> _Work instructions_: Reproduce each line bearing the word "NASA".

> _Stored rows_:

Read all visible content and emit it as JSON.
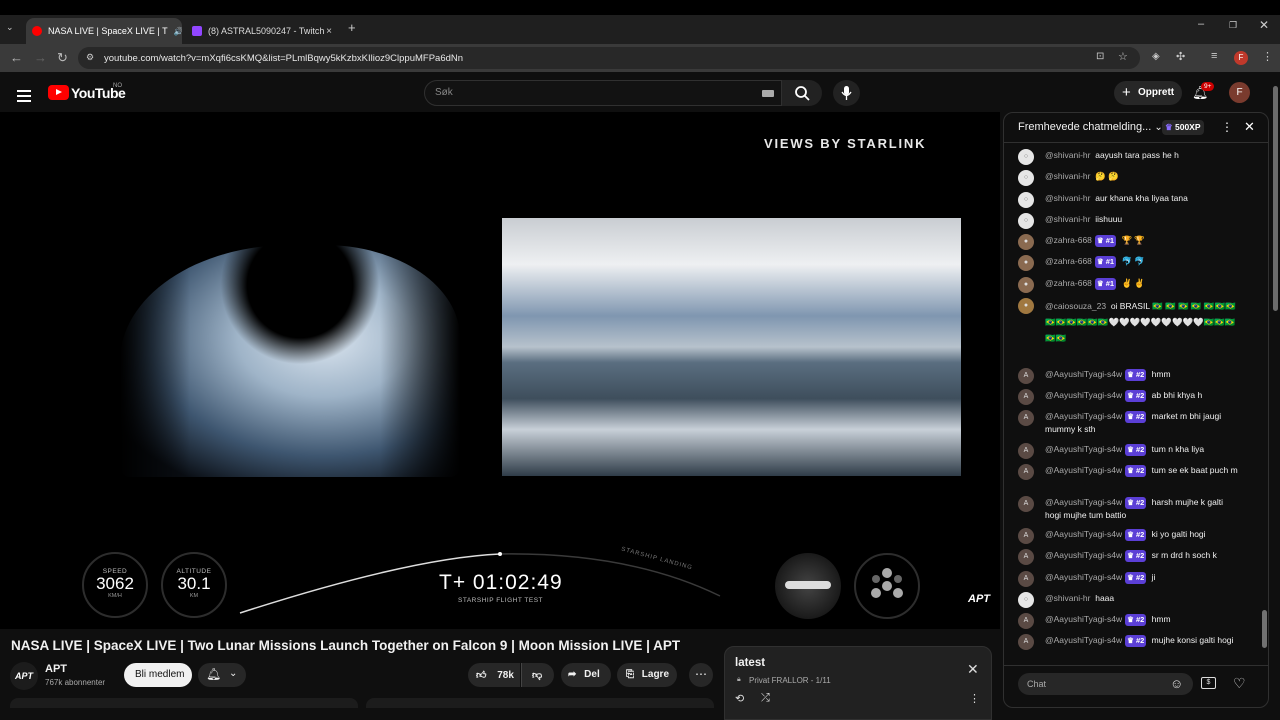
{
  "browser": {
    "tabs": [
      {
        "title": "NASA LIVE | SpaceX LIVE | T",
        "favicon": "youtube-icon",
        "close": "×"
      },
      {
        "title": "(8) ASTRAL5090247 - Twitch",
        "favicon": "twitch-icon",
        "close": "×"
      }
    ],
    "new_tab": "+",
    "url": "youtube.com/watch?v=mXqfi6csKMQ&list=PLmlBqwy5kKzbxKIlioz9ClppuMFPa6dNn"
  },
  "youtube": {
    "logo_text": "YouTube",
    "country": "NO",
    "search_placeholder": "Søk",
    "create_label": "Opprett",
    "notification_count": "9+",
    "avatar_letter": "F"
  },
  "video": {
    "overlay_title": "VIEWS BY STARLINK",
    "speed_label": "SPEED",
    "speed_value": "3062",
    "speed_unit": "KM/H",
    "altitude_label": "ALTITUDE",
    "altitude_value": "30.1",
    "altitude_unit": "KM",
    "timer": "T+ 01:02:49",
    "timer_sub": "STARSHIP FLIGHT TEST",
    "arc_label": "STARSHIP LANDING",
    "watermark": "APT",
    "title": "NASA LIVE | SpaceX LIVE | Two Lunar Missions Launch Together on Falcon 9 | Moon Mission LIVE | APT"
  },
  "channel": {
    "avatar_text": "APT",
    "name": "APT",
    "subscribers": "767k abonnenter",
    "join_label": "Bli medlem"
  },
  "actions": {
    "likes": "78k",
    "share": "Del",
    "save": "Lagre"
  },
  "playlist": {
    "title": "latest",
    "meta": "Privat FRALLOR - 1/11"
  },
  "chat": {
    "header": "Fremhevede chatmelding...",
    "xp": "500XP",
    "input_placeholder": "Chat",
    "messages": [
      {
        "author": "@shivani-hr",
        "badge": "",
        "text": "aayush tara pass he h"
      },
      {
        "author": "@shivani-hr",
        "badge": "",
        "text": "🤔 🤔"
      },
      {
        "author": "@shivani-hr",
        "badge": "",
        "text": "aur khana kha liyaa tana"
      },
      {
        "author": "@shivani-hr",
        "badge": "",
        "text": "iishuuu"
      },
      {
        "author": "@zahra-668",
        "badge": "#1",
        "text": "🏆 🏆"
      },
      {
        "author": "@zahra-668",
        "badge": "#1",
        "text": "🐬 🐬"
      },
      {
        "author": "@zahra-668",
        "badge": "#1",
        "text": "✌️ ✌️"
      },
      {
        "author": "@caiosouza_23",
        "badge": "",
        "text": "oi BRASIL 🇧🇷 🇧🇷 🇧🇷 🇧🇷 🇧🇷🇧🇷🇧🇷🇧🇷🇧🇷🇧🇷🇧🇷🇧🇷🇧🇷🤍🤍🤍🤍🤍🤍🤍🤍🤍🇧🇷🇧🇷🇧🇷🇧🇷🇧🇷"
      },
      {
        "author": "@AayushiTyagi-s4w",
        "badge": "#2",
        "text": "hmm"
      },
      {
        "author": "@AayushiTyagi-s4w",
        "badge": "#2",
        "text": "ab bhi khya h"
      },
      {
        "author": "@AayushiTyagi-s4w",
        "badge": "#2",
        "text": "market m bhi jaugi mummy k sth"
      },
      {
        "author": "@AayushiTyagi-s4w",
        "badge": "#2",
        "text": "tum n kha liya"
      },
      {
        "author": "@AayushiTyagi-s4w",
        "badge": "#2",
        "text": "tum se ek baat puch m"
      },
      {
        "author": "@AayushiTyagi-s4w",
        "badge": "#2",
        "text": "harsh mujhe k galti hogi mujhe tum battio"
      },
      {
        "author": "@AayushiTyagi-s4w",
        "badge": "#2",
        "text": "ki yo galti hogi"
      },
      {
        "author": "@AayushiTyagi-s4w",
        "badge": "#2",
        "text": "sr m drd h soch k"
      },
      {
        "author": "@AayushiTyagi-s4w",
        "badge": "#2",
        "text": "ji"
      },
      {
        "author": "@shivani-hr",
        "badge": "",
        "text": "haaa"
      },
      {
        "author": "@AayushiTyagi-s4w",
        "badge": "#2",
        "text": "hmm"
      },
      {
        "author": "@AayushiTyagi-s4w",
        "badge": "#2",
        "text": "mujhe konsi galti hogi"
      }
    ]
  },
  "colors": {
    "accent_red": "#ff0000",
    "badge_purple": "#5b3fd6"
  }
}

> _Reply to the exercise_:
        "title": "NASA LIVE | SpaceX LIVE | T",
    "title": "NASA LIVE | SpaceX LIVE | Two Lunar Missions Launch Together on Falcon 9 | Moon Mission LIVE | APT"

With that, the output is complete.